## TASK TO COMPLETE
Single out each line with the word "Adrian" and copy it.

++++ RECORDS

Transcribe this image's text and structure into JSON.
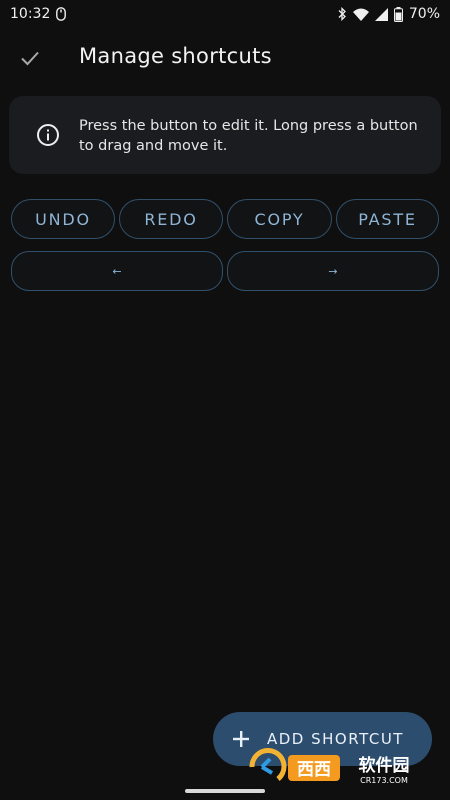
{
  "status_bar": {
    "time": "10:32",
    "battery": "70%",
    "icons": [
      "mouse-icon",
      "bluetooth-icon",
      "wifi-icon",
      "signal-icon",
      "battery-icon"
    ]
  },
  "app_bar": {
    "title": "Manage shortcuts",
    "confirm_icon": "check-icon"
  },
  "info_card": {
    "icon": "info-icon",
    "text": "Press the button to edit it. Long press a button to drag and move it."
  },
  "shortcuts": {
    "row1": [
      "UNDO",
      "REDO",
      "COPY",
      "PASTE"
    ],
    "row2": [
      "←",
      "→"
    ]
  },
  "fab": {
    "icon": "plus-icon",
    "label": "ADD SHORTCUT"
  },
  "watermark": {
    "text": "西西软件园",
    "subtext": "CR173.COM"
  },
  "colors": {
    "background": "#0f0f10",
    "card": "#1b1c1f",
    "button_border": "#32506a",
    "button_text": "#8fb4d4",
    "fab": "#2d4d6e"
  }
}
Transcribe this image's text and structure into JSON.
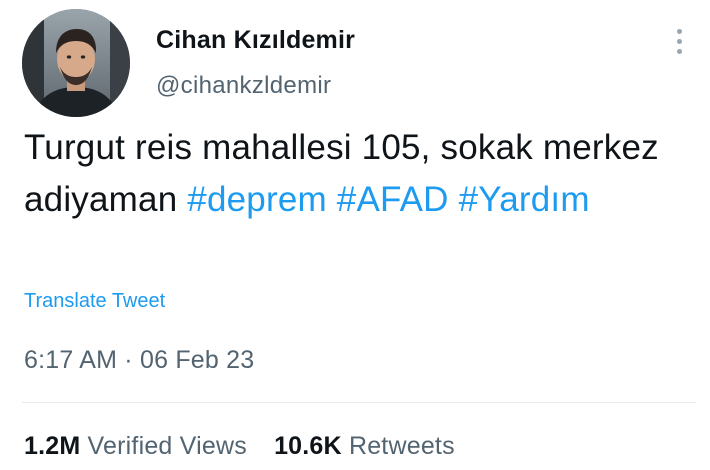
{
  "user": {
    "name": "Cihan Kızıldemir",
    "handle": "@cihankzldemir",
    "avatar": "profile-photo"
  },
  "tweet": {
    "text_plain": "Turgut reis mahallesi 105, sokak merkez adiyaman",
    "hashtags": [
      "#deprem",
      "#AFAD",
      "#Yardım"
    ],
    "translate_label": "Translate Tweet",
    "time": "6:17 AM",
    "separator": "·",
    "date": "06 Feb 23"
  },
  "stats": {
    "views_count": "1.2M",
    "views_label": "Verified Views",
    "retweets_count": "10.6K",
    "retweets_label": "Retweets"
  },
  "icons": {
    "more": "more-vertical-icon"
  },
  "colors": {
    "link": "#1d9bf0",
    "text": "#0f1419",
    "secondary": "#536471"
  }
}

++++++++
++++ RECORDS

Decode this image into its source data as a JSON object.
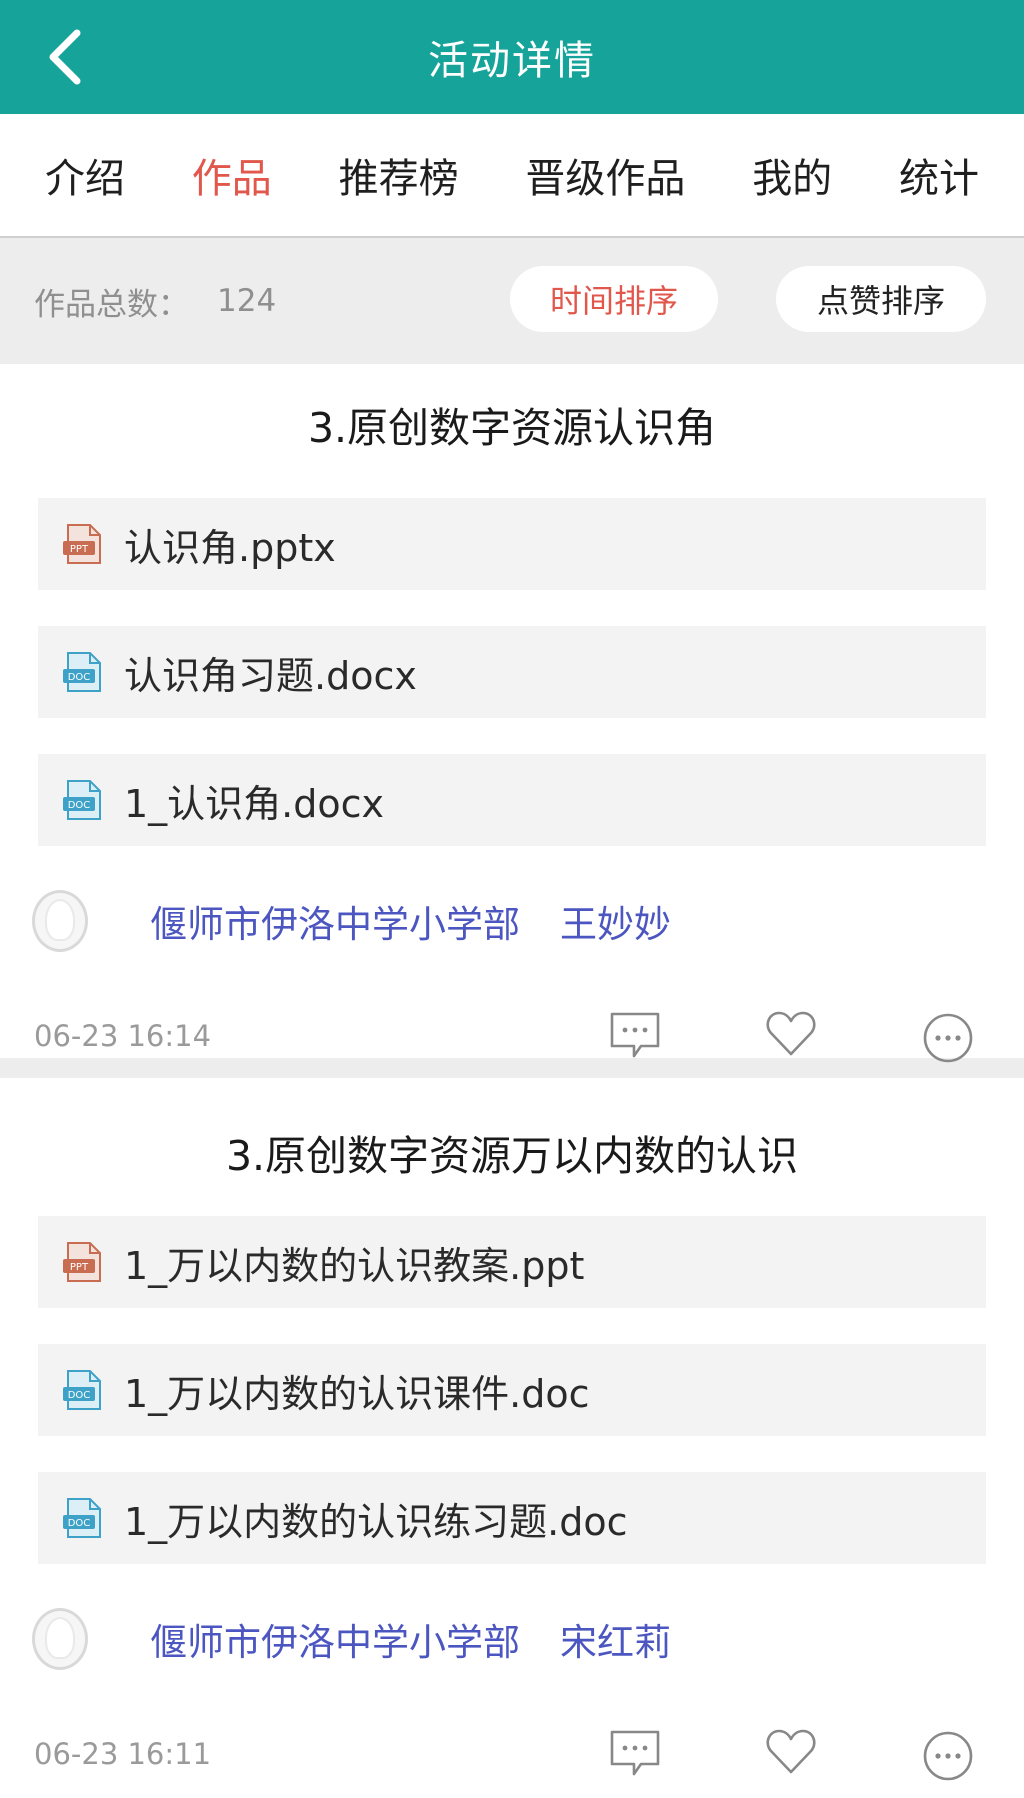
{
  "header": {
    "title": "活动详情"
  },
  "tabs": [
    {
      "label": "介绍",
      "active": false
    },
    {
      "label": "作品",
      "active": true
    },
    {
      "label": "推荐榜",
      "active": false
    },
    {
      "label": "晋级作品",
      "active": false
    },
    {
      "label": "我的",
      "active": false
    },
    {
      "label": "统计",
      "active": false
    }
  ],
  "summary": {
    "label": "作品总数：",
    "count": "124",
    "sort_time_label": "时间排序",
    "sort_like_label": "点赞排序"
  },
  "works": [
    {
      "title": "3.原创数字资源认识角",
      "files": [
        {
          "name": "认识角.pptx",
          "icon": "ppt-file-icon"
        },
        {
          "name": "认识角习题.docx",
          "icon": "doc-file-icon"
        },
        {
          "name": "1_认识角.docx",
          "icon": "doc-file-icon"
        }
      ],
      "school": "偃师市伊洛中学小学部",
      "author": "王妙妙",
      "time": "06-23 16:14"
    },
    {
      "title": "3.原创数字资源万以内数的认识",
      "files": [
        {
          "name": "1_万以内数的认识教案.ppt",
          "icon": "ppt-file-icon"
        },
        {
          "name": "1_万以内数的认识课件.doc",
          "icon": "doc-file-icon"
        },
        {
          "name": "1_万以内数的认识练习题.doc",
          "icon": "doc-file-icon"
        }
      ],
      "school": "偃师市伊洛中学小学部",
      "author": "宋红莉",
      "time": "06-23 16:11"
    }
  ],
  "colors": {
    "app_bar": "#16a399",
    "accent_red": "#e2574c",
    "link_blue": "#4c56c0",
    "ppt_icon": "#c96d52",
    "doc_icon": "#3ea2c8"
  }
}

++++++++
++++ RECORDS

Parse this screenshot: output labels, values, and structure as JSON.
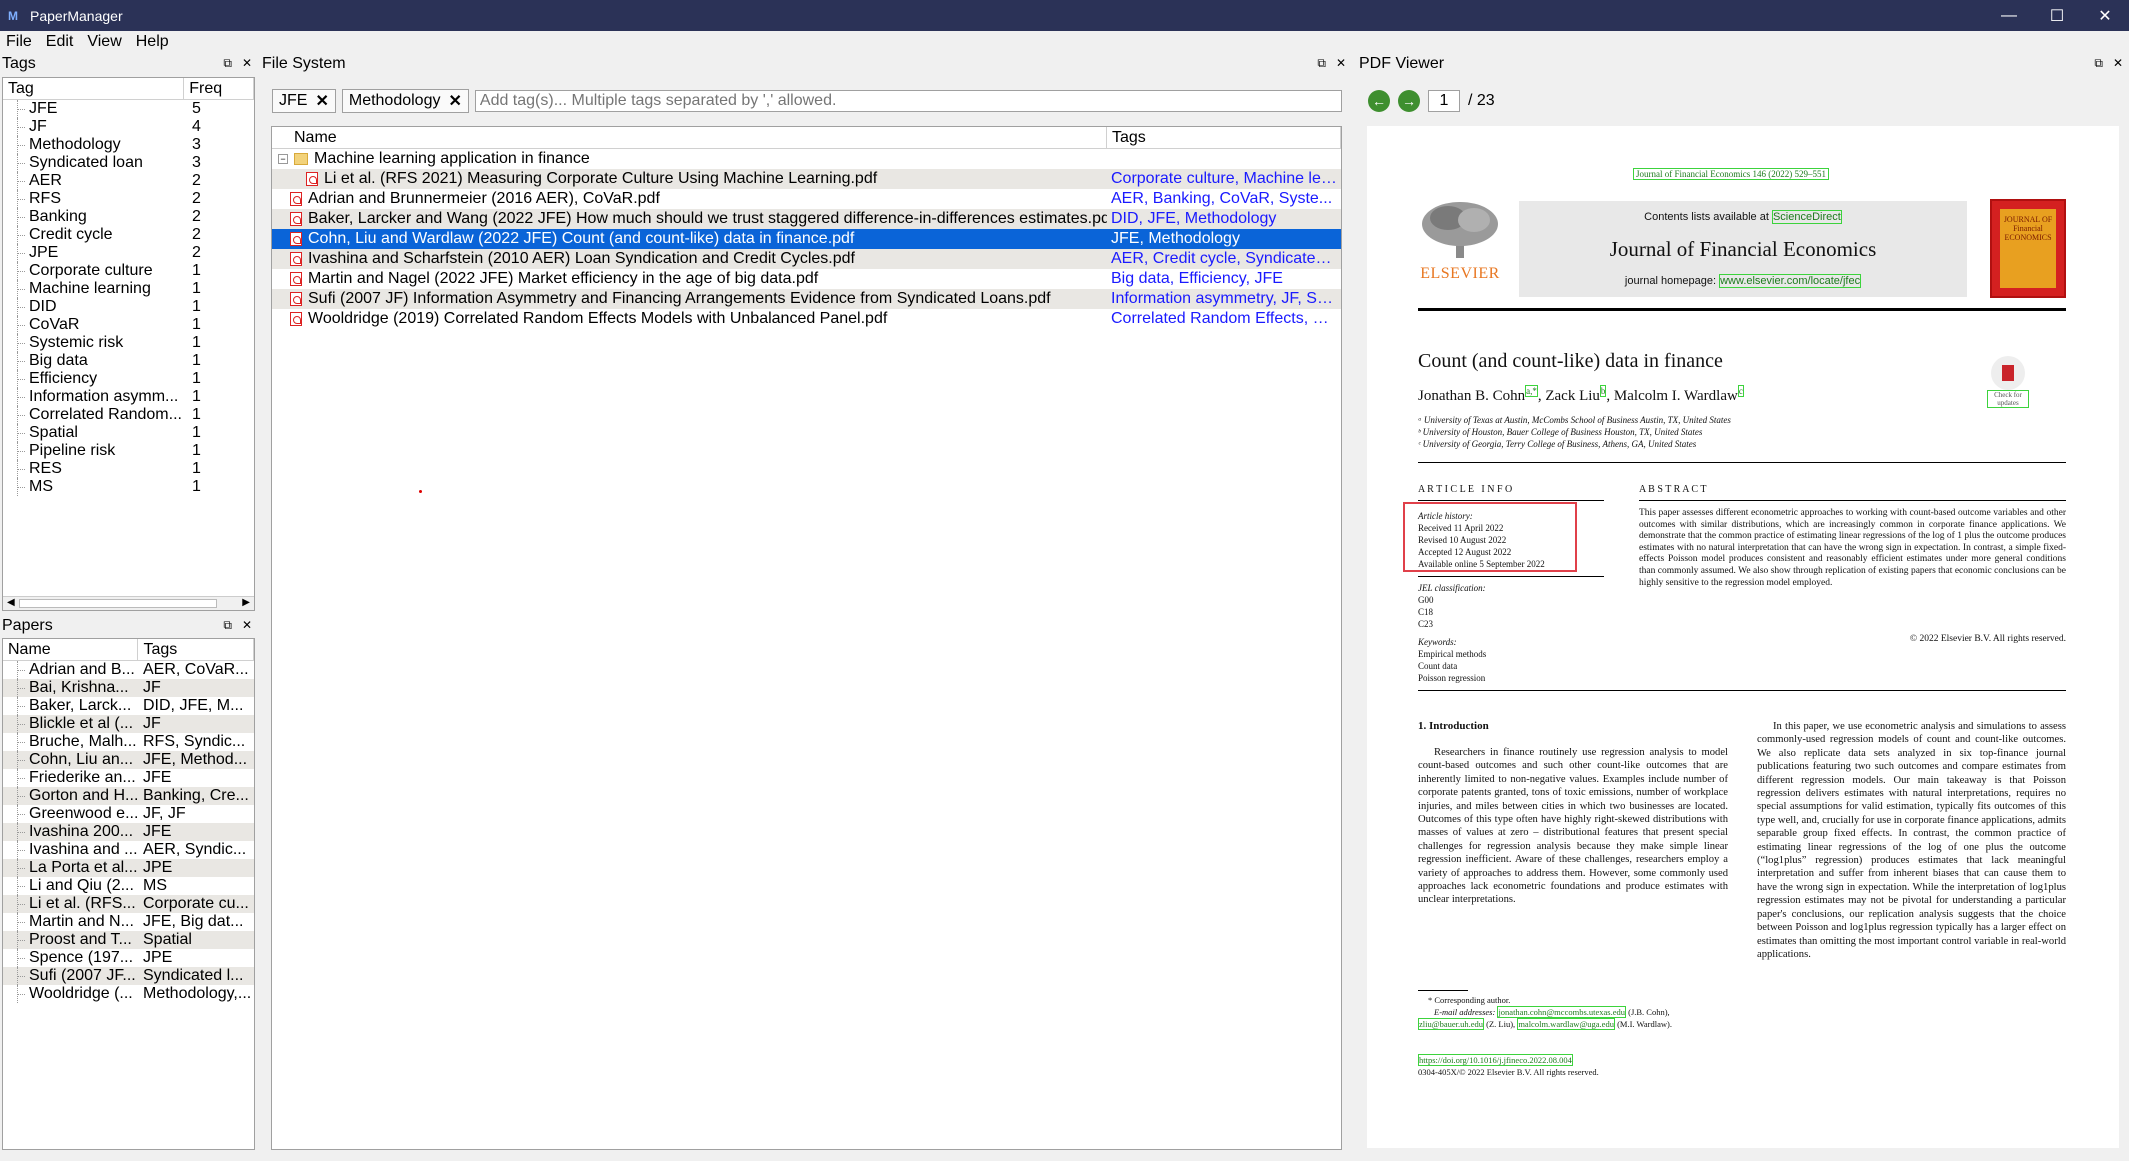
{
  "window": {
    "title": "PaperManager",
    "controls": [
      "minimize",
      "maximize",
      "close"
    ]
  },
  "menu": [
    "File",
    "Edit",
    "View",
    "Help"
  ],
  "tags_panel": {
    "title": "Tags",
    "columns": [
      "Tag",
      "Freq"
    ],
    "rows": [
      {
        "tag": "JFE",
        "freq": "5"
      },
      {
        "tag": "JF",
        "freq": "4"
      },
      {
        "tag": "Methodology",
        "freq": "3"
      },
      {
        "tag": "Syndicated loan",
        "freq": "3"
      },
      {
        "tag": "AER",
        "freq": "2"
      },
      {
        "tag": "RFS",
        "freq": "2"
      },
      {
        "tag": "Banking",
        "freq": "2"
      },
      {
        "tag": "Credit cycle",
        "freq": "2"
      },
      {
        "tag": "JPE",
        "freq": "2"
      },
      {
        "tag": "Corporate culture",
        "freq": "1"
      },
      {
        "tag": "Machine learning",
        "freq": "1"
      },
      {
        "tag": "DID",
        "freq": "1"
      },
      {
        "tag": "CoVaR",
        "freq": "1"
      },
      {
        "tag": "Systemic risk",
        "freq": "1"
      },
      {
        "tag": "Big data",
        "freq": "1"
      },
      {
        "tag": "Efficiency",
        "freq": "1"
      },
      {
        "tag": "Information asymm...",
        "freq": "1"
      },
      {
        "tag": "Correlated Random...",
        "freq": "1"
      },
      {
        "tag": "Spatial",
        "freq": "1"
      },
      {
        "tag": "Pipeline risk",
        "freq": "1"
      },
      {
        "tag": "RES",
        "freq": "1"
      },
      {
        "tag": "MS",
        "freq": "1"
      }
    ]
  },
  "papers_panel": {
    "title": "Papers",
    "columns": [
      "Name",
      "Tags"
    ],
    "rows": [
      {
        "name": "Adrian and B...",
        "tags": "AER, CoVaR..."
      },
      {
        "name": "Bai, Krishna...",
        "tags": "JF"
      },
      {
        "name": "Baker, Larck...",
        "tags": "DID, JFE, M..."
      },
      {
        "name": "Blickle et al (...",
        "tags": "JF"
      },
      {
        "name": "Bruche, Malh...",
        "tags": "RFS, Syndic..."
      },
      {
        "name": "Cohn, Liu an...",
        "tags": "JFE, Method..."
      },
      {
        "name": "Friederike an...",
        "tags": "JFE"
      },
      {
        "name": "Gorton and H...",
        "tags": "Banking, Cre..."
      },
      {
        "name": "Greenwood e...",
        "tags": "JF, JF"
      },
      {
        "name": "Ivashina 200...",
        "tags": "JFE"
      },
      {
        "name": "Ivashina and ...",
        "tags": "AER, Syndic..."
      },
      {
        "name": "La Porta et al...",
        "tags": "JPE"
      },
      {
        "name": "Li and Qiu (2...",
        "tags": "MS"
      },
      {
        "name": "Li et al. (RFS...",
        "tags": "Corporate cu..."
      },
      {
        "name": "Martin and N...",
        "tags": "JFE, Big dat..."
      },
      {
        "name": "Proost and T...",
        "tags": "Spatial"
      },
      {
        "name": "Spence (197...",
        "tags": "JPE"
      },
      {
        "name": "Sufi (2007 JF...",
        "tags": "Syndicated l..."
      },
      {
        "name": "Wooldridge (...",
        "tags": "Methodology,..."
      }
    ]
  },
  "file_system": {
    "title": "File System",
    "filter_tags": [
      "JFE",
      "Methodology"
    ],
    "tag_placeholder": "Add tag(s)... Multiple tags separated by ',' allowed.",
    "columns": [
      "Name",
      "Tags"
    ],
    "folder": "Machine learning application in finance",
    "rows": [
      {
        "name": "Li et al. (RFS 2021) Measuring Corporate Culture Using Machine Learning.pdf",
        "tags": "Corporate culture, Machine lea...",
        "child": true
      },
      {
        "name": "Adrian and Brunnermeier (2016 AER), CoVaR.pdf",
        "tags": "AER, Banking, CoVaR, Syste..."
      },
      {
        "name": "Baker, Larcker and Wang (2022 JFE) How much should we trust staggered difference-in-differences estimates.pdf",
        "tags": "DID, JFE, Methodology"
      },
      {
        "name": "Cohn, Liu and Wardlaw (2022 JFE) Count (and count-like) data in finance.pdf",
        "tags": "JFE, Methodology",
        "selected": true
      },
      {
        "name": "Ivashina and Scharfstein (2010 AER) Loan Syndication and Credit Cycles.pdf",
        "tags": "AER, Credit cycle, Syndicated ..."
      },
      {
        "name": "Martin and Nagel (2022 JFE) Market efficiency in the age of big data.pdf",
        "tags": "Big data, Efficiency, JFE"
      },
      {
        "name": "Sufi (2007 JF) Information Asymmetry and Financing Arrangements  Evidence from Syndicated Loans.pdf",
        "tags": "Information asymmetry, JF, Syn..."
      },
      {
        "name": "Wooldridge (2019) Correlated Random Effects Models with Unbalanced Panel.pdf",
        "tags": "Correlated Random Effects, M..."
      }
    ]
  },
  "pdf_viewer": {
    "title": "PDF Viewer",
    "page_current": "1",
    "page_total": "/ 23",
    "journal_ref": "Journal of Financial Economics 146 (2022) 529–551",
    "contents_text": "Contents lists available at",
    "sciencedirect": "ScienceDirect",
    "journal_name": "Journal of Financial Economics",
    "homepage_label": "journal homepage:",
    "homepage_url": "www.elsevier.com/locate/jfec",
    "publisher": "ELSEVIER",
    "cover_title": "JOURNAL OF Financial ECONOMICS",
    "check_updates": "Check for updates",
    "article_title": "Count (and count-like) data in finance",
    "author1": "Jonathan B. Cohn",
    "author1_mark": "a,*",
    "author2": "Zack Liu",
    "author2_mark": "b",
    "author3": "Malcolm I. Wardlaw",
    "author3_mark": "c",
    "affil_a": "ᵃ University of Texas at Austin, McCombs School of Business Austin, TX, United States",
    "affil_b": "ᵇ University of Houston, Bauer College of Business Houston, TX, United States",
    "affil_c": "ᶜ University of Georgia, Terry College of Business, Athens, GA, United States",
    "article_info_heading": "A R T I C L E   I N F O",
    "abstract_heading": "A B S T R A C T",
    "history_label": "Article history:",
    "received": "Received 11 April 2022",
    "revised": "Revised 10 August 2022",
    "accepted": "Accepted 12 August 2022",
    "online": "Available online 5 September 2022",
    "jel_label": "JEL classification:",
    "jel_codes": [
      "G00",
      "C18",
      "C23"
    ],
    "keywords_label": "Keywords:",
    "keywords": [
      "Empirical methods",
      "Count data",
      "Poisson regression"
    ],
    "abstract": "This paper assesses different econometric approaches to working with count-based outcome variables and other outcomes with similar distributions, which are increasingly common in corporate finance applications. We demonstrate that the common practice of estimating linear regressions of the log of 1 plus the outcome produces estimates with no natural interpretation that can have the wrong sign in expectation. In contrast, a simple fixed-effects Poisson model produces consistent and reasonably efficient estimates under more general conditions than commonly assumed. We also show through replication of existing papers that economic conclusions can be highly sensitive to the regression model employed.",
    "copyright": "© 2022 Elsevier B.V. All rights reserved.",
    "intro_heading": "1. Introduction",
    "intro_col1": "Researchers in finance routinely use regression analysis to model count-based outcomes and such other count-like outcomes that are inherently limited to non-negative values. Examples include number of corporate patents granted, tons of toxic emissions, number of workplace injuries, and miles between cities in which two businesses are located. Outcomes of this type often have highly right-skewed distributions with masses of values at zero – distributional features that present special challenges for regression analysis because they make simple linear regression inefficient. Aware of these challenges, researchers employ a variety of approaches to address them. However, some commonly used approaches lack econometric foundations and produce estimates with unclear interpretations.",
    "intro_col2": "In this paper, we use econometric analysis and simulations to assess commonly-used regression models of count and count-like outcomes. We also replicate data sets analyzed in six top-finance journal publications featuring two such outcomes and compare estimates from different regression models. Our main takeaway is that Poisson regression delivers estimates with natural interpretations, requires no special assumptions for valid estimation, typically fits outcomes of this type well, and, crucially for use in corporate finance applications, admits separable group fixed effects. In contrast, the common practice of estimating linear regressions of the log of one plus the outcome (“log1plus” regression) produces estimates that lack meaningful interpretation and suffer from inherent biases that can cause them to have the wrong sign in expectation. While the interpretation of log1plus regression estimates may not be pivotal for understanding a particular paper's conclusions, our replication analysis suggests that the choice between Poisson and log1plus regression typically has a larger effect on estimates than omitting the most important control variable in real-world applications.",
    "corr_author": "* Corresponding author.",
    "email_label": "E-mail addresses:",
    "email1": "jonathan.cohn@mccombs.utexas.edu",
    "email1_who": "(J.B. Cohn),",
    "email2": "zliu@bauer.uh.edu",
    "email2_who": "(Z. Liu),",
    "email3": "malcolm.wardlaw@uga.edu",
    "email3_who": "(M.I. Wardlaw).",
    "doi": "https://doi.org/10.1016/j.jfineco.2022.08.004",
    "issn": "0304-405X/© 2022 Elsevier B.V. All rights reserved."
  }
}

++++++++

## THE REPLY
        "name": "Adrian and B...",
        "name": "Adrian and Brunnermeier (2016 AER), CoVaR.pdf",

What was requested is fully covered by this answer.